▶ Set problem
In the entries below, find the lines that contain the word "municipalities" and copy them.

· · · · · · ·

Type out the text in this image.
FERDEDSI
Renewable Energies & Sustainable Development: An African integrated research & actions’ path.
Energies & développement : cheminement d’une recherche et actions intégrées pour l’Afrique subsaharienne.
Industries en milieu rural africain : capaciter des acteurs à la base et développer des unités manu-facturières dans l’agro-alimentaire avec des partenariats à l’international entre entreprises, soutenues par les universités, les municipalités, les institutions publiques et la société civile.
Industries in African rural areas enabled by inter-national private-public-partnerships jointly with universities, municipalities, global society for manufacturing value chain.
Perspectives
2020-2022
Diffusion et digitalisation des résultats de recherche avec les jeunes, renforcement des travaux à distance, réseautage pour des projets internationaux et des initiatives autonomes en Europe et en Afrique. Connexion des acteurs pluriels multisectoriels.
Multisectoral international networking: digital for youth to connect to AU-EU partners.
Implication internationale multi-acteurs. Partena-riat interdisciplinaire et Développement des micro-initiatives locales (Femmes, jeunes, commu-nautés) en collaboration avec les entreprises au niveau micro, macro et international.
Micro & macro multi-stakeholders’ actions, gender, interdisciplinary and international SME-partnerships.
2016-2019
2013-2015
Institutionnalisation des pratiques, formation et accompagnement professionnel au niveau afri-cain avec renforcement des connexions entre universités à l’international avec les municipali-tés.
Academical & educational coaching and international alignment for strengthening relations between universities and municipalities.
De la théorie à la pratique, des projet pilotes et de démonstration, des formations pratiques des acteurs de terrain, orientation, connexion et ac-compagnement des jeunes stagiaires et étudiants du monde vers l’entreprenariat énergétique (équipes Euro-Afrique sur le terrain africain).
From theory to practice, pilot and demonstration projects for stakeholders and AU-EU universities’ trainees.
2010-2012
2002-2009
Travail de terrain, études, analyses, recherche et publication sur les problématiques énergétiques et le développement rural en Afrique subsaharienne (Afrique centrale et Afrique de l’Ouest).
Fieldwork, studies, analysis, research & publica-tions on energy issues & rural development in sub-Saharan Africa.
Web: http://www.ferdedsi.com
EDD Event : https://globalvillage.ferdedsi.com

· · · · · · ·

▶ Problem solution
Industries in African rural areas enabled by inter-national private-public-partnerships jointly with universities, municipalities, global society for manufacturing value chain.
Academical & educational coaching and international alignment for strengthening relations between universities and municipalities.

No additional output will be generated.